(Items from a dataset)
▼▼▼
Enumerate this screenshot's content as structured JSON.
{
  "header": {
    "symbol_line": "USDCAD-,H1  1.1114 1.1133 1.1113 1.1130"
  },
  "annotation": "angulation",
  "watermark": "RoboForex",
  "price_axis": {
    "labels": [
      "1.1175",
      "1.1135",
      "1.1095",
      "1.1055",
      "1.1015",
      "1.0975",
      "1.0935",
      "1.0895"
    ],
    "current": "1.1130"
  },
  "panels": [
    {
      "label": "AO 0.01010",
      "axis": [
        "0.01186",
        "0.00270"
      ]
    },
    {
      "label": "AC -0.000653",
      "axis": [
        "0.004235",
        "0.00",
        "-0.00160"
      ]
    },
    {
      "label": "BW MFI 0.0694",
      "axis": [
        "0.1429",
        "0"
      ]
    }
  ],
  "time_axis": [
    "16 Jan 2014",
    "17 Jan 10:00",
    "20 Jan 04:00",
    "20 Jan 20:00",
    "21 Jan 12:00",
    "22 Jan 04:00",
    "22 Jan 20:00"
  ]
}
▲▲▲
**Your instructions:** Repeat every line of the records above exactly.

**Response to this task:**
Enumerate this screenshot's content as structured JSON.
{
  "header": {
    "symbol_line": "USDCAD-,H1  1.1114 1.1133 1.1113 1.1130"
  },
  "annotation": "angulation",
  "watermark": "RoboForex",
  "price_axis": {
    "labels": [
      "1.1175",
      "1.1135",
      "1.1095",
      "1.1055",
      "1.1015",
      "1.0975",
      "1.0935",
      "1.0895"
    ],
    "current": "1.1130"
  },
  "panels": [
    {
      "label": "AO 0.01010",
      "axis": [
        "0.01186",
        "0.00270"
      ]
    },
    {
      "label": "AC -0.000653",
      "axis": [
        "0.004235",
        "0.00",
        "-0.00160"
      ]
    },
    {
      "label": "BW MFI 0.0694",
      "axis": [
        "0.1429",
        "0"
      ]
    }
  ],
  "time_axis": [
    "16 Jan 2014",
    "17 Jan 10:00",
    "20 Jan 04:00",
    "20 Jan 20:00",
    "21 Jan 12:00",
    "22 Jan 04:00",
    "22 Jan 20:00"
  ]
}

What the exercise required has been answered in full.